* **The records**:
--

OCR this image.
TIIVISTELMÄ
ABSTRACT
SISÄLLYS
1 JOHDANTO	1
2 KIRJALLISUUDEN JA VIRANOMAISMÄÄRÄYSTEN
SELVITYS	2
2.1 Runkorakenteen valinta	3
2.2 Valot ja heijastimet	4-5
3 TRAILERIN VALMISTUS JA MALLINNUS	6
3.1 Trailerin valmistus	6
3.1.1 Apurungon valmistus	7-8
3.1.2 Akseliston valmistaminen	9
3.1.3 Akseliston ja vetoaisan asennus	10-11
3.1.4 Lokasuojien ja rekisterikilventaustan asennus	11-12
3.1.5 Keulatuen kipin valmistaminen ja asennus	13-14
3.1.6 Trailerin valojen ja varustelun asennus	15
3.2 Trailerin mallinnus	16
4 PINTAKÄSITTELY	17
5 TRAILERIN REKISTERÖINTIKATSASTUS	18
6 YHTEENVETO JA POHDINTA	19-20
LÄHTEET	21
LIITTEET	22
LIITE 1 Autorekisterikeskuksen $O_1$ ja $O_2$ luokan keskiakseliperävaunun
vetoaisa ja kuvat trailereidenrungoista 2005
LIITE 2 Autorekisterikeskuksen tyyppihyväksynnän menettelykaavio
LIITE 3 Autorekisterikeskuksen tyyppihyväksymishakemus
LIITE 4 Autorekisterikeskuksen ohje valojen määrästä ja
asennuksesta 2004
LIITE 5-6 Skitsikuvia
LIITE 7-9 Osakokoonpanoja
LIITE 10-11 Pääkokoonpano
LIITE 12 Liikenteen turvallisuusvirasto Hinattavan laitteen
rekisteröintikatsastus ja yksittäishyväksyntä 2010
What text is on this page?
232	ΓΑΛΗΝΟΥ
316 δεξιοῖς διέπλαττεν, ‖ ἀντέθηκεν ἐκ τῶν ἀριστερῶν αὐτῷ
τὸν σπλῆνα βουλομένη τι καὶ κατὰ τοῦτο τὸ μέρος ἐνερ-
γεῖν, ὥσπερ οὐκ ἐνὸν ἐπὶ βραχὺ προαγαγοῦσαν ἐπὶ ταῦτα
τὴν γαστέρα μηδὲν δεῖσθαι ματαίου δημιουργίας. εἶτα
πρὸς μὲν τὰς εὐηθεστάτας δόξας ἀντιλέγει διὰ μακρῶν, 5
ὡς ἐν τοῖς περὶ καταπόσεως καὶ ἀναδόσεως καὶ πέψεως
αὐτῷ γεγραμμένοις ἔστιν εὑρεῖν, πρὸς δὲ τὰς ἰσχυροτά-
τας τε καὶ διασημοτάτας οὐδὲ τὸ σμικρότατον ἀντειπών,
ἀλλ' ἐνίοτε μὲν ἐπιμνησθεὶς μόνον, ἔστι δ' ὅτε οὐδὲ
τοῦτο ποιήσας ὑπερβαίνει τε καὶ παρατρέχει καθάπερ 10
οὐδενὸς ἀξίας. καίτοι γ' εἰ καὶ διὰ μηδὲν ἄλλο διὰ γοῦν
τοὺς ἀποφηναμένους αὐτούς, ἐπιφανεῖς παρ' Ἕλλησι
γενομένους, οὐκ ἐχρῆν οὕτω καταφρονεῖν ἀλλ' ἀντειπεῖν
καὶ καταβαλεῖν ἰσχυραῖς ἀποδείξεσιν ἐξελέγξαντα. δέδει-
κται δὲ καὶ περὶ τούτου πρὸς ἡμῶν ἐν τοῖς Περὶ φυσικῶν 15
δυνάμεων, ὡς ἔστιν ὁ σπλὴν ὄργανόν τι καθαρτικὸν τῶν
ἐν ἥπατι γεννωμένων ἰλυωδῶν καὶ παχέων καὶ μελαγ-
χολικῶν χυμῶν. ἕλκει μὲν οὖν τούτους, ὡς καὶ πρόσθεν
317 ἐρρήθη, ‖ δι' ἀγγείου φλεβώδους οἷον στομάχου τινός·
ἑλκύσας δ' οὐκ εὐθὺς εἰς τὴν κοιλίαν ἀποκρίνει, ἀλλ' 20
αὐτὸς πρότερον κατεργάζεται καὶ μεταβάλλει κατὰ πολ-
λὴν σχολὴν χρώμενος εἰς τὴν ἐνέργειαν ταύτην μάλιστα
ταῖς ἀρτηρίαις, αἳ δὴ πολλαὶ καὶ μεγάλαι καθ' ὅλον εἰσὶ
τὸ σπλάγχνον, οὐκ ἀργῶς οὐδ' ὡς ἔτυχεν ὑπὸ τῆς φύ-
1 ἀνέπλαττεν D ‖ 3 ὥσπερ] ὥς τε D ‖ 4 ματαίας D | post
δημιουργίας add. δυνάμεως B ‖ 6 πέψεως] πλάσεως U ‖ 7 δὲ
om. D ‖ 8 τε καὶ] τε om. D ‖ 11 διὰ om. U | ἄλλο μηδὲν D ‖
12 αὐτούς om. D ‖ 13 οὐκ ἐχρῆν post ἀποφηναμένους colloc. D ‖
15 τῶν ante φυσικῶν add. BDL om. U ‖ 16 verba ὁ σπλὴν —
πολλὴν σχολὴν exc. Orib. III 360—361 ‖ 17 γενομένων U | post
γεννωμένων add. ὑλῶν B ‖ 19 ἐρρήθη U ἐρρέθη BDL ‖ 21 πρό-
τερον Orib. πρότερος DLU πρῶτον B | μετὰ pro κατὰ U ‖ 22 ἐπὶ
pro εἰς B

--

* **Requirement**:
Reproduce the full set of records precisely.

* **Exercise solution**:
OCR this image.
TIIVISTELMÄ
ABSTRACT
SISÄLLYS
1 JOHDANTO	1
2 KIRJALLISUUDEN JA VIRANOMAISMÄÄRÄYSTEN
SELVITYS	2
2.1 Runkorakenteen valinta	3
2.2 Valot ja heijastimet	4-5
3 TRAILERIN VALMISTUS JA MALLINNUS	6
3.1 Trailerin valmistus	6
3.1.1 Apurungon valmistus	7-8
3.1.2 Akseliston valmistaminen	9
3.1.3 Akseliston ja vetoaisan asennus	10-11
3.1.4 Lokasuojien ja rekisterikilventaustan asennus	11-12
3.1.5 Keulatuen kipin valmistaminen ja asennus	13-14
3.1.6 Trailerin valojen ja varustelun asennus	15
3.2 Trailerin mallinnus	16
4 PINTAKÄSITTELY	17
5 TRAILERIN REKISTERÖINTIKATSASTUS	18
6 YHTEENVETO JA POHDINTA	19-20
LÄHTEET	21
LIITTEET	22
LIITE 1 Autorekisterikeskuksen $O_1$ ja $O_2$ luokan keskiakseliperävaunun
vetoaisa ja kuvat trailereidenrungoista 2005
LIITE 2 Autorekisterikeskuksen tyyppihyväksynnän menettelykaavio
LIITE 3 Autorekisterikeskuksen tyyppihyväksymishakemus
LIITE 4 Autorekisterikeskuksen ohje valojen määrästä ja
asennuksesta 2004
LIITE 5-6 Skitsikuvia
LIITE 7-9 Osakokoonpanoja
LIITE 10-11 Pääkokoonpano
LIITE 12 Liikenteen turvallisuusvirasto Hinattavan laitteen
rekisteröintikatsastus ja yksittäishyväksyntä 2010
What text is on this page?
232	ΓΑΛΗΝΟΥ
316 δεξιοῖς διέπλαττεν, ‖ ἀντέθηκεν ἐκ τῶν ἀριστερῶν αὐτῷ
τὸν σπλῆνα βουλομένη τι καὶ κατὰ τοῦτο τὸ μέρος ἐνερ-
γεῖν, ὥσπερ οὐκ ἐνὸν ἐπὶ βραχὺ προαγαγοῦσαν ἐπὶ ταῦτα
τὴν γαστέρα μηδὲν δεῖσθαι ματαίου δημιουργίας. εἶτα
πρὸς μὲν τὰς εὐηθεστάτας δόξας ἀντιλέγει διὰ μακρῶν, 5
ὡς ἐν τοῖς περὶ καταπόσεως καὶ ἀναδόσεως καὶ πέψεως
αὐτῷ γεγραμμένοις ἔστιν εὑρεῖν, πρὸς δὲ τὰς ἰσχυροτά-
τας τε καὶ διασημοτάτας οὐδὲ τὸ σμικρότατον ἀντειπών,
ἀλλ' ἐνίοτε μὲν ἐπιμνησθεὶς μόνον, ἔστι δ' ὅτε οὐδὲ
τοῦτο ποιήσας ὑπερβαίνει τε καὶ παρατρέχει καθάπερ 10
οὐδενὸς ἀξίας. καίτοι γ' εἰ καὶ διὰ μηδὲν ἄλλο διὰ γοῦν
τοὺς ἀποφηναμένους αὐτούς, ἐπιφανεῖς παρ' Ἕλλησι
γενομένους, οὐκ ἐχρῆν οὕτω καταφρονεῖν ἀλλ' ἀντειπεῖν
καὶ καταβαλεῖν ἰσχυραῖς ἀποδείξεσιν ἐξελέγξαντα. δέδει-
κται δὲ καὶ περὶ τούτου πρὸς ἡμῶν ἐν τοῖς Περὶ φυσικῶν 15
δυνάμεων, ὡς ἔστιν ὁ σπλὴν ὄργανόν τι καθαρτικὸν τῶν
ἐν ἥπατι γεννωμένων ἰλυωδῶν καὶ παχέων καὶ μελαγ-
χολικῶν χυμῶν. ἕλκει μὲν οὖν τούτους, ὡς καὶ πρόσθεν
317 ἐρρήθη, ‖ δι' ἀγγείου φλεβώδους οἷον στομάχου τινός·
ἑλκύσας δ' οὐκ εὐθὺς εἰς τὴν κοιλίαν ἀποκρίνει, ἀλλ' 20
αὐτὸς πρότερον κατεργάζεται καὶ μεταβάλλει κατὰ πολ-
λὴν σχολὴν χρώμενος εἰς τὴν ἐνέργειαν ταύτην μάλιστα
ταῖς ἀρτηρίαις, αἳ δὴ πολλαὶ καὶ μεγάλαι καθ' ὅλον εἰσὶ
τὸ σπλάγχνον, οὐκ ἀργῶς οὐδ' ὡς ἔτυχεν ὑπὸ τῆς φύ-
1 ἀνέπλαττεν D ‖ 3 ὥσπερ] ὥς τε D ‖ 4 ματαίας D | post
δημιουργίας add. δυνάμεως B ‖ 6 πέψεως] πλάσεως U ‖ 7 δὲ
om. D ‖ 8 τε καὶ] τε om. D ‖ 11 διὰ om. U | ἄλλο μηδὲν D ‖
12 αὐτούς om. D ‖ 13 οὐκ ἐχρῆν post ἀποφηναμένους colloc. D ‖
15 τῶν ante φυσικῶν add. BDL om. U ‖ 16 verba ὁ σπλὴν —
πολλὴν σχολὴν exc. Orib. III 360—361 ‖ 17 γενομένων U | post
γεννωμένων add. ὑλῶν B ‖ 19 ἐρρήθη U ἐρρέθη BDL ‖ 21 πρό-
τερον Orib. πρότερος DLU πρῶτον B | μετὰ pro κατὰ U ‖ 22 ἐπὶ
pro εἰς B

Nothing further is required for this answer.